Task details — Copy every line of the entries that includes the word "centímetros".

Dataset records
__________________________________________________

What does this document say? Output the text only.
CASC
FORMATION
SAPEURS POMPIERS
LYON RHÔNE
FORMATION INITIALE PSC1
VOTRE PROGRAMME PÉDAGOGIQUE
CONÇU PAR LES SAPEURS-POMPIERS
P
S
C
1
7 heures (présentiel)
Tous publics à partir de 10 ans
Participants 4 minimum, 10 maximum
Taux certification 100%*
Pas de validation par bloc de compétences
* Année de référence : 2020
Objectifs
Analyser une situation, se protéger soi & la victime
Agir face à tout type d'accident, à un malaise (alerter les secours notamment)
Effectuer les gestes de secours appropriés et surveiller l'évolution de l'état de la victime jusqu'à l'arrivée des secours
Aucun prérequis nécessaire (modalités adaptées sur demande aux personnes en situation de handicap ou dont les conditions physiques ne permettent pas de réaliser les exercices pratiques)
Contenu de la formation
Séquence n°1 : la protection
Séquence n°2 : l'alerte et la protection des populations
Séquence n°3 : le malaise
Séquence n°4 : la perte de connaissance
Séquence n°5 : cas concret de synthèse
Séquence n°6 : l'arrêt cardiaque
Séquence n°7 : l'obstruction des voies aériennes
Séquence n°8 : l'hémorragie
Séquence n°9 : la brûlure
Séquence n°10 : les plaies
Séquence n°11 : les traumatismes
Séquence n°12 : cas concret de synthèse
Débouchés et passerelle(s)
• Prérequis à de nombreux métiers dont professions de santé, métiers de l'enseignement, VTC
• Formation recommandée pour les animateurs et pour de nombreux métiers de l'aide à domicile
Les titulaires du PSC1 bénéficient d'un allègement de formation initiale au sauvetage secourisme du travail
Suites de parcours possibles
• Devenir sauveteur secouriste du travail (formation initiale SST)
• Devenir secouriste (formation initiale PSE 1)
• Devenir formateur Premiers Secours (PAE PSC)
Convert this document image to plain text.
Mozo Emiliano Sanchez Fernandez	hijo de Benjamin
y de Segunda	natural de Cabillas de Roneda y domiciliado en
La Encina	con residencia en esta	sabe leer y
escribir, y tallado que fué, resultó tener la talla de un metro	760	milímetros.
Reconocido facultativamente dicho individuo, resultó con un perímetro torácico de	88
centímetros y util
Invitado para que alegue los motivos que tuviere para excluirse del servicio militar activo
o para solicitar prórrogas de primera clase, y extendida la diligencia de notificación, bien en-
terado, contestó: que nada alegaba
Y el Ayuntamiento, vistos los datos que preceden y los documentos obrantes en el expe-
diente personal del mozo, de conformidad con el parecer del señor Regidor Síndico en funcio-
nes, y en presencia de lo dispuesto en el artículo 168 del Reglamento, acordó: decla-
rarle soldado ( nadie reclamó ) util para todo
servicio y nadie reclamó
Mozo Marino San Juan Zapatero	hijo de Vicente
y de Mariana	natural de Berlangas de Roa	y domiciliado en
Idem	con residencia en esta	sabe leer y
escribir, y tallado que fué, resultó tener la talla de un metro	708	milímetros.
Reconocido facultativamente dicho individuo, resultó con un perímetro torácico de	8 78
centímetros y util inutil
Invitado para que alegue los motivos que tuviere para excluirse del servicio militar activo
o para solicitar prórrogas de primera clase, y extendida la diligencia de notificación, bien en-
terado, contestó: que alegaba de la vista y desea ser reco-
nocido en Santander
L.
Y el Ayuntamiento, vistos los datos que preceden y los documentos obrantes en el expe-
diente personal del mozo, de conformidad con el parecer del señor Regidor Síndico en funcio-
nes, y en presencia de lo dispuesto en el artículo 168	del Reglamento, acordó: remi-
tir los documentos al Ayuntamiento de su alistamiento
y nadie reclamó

__________________________________________________

Task solution —
centímetros y util
centímetros y util inutil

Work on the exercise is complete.